TASK => What do the lines from the one containing "Extract all readable text from this page." through the end of the entries say? Quote them exactly, and only them.

Stored records =>
----------------
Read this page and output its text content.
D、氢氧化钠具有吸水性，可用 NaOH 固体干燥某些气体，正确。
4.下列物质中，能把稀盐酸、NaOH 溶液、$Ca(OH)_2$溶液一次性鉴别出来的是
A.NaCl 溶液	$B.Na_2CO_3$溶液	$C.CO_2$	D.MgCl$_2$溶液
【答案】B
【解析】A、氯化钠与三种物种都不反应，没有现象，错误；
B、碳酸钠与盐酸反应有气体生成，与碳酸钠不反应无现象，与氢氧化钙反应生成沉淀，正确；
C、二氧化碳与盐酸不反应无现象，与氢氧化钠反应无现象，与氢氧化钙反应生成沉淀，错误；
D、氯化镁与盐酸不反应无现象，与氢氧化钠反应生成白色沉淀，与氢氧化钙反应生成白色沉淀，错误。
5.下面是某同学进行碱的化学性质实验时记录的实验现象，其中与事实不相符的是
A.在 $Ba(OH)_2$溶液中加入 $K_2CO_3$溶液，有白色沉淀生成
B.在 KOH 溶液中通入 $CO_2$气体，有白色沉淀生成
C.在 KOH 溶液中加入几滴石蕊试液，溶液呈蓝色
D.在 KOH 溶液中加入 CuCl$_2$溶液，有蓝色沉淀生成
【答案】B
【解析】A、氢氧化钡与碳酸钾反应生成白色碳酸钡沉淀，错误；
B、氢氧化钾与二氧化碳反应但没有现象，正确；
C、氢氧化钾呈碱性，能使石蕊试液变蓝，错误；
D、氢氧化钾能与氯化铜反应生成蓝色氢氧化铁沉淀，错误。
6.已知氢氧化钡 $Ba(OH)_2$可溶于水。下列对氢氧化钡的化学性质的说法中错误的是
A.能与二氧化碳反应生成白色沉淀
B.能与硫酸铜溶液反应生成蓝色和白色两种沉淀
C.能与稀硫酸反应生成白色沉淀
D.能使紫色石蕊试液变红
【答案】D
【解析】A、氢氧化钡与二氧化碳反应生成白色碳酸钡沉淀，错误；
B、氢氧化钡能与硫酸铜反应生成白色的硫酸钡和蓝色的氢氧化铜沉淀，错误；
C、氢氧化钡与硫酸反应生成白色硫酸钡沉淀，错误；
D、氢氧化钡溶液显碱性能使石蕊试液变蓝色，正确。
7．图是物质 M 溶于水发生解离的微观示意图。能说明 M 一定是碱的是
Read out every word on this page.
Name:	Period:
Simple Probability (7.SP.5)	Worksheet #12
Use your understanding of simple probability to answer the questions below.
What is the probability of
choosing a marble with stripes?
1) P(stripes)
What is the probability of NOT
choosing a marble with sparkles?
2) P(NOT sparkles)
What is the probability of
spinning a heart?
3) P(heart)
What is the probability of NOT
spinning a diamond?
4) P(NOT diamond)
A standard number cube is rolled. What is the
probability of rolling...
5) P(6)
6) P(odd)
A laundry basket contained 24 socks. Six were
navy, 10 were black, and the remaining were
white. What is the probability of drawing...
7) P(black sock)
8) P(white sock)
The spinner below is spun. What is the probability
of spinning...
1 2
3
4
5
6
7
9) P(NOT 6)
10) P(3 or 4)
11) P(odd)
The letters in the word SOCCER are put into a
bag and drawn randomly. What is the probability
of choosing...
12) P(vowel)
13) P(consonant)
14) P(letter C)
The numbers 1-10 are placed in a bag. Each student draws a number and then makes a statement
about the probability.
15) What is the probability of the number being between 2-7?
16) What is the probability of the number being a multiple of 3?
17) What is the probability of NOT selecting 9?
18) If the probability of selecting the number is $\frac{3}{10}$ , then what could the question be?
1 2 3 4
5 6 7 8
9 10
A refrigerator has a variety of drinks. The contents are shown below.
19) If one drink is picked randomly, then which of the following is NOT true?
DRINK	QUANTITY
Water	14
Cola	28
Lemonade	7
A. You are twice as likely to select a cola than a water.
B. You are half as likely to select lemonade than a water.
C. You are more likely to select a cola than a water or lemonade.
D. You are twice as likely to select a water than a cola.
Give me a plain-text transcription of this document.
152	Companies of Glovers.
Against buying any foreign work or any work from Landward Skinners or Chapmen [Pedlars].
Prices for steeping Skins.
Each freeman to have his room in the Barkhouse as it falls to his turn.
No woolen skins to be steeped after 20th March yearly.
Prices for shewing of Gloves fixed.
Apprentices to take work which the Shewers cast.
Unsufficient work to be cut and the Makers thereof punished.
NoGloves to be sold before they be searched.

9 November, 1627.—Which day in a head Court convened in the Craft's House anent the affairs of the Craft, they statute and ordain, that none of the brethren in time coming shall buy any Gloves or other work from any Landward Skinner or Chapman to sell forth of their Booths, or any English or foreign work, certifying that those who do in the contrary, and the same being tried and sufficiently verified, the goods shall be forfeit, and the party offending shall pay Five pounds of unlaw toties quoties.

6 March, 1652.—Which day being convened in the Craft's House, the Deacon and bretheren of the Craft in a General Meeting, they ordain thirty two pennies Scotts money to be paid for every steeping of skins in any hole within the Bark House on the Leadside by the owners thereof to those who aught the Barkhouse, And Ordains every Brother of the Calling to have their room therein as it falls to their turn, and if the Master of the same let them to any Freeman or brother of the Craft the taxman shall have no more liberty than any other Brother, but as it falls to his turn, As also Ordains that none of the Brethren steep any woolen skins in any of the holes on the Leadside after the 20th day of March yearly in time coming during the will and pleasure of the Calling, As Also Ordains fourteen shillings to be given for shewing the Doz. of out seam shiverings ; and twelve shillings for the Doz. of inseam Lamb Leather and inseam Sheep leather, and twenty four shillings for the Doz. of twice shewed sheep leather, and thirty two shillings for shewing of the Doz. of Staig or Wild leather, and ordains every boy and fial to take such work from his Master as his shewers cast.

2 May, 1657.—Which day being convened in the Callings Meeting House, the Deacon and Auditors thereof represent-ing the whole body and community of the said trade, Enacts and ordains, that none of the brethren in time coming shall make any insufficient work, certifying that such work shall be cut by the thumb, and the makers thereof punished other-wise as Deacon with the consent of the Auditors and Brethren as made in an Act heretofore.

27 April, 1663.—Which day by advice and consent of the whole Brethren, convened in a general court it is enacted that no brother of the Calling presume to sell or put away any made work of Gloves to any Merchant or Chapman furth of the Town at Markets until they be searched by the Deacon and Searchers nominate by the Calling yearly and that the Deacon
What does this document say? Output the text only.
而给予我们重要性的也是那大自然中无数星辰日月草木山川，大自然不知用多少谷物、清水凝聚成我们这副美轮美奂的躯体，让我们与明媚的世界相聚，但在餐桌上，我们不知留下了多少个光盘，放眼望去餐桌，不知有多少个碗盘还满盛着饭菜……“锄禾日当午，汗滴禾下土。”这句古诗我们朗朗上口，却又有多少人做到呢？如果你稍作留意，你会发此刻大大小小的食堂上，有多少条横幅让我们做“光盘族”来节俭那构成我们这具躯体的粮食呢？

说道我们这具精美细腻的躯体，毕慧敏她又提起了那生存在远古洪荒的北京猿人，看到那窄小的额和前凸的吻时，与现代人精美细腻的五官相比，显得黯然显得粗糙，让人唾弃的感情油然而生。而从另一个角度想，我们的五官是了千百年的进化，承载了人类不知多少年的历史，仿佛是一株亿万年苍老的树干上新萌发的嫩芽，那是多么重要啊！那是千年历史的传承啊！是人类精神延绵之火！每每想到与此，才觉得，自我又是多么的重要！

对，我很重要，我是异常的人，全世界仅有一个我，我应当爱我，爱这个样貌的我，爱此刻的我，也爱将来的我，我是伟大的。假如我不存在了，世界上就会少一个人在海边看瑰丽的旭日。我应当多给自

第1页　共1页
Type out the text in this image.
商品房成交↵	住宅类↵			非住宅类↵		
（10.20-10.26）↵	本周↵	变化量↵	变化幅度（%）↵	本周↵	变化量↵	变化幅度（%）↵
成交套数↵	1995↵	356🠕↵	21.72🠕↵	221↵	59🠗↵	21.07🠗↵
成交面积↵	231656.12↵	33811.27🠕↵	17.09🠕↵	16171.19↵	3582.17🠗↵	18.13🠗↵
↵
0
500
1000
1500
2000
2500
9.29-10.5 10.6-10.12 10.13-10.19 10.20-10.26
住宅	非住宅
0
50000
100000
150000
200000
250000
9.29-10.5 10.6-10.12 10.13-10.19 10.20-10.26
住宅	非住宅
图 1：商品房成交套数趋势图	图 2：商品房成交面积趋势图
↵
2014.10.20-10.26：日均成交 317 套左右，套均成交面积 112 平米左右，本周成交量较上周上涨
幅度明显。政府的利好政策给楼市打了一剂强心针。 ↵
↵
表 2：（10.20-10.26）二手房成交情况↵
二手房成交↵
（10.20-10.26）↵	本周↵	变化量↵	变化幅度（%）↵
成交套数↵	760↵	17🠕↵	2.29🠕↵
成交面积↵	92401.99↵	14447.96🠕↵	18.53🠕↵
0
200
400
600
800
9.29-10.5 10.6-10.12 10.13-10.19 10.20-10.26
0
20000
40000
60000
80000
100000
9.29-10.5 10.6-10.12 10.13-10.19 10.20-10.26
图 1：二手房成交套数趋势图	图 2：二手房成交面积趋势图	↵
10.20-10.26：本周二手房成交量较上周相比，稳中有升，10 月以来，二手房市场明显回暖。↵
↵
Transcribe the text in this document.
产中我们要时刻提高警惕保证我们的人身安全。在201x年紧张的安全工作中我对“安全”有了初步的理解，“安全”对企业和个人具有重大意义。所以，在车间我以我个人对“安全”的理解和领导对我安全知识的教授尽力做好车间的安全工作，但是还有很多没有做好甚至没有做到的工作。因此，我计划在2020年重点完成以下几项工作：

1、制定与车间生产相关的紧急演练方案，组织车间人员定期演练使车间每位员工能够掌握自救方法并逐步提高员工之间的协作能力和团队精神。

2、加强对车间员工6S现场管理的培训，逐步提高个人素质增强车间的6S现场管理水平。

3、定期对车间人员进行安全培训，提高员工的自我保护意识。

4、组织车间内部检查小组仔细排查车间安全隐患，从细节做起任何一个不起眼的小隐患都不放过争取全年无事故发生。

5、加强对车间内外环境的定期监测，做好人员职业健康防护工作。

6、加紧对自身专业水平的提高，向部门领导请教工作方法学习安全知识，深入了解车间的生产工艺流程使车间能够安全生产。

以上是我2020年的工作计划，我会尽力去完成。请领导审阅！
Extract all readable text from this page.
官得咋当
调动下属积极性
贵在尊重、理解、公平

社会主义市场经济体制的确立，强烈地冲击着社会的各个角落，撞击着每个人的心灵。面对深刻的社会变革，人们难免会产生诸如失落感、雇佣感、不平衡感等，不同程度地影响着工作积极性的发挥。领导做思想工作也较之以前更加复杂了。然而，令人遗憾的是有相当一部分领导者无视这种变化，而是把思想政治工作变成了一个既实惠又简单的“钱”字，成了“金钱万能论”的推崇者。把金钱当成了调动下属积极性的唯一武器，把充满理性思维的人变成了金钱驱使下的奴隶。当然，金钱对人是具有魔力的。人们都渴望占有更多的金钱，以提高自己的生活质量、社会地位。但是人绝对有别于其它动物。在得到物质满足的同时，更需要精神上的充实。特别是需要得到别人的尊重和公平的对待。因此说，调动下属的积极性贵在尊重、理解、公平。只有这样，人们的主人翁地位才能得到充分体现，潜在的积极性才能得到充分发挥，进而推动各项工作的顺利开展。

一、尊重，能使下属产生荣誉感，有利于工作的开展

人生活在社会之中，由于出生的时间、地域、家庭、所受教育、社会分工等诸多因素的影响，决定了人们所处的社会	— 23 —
----------------
PROBLEM SOLUTION =>
Extract all readable text from this page.
官得咋当
调动下属积极性
贵在尊重、理解、公平

社会主义市场经济体制的确立，强烈地冲击着社会的各个角落，撞击着每个人的心灵。面对深刻的社会变革，人们难免会产生诸如失落感、雇佣感、不平衡感等，不同程度地影响着工作积极性的发挥。领导做思想工作也较之以前更加复杂了。然而，令人遗憾的是有相当一部分领导者无视这种变化，而是把思想政治工作变成了一个既实惠又简单的“钱”字，成了“金钱万能论”的推崇者。把金钱当成了调动下属积极性的唯一武器，把充满理性思维的人变成了金钱驱使下的奴隶。当然，金钱对人是具有魔力的。人们都渴望占有更多的金钱，以提高自己的生活质量、社会地位。但是人绝对有别于其它动物。在得到物质满足的同时，更需要精神上的充实。特别是需要得到别人的尊重和公平的对待。因此说，调动下属的积极性贵在尊重、理解、公平。只有这样，人们的主人翁地位才能得到充分体现，潜在的积极性才能得到充分发挥，进而推动各项工作的顺利开展。

一、尊重，能使下属产生荣誉感，有利于工作的开展

人生活在社会之中，由于出生的时间、地域、家庭、所受教育、社会分工等诸多因素的影响，决定了人们所处的社会	— 23 —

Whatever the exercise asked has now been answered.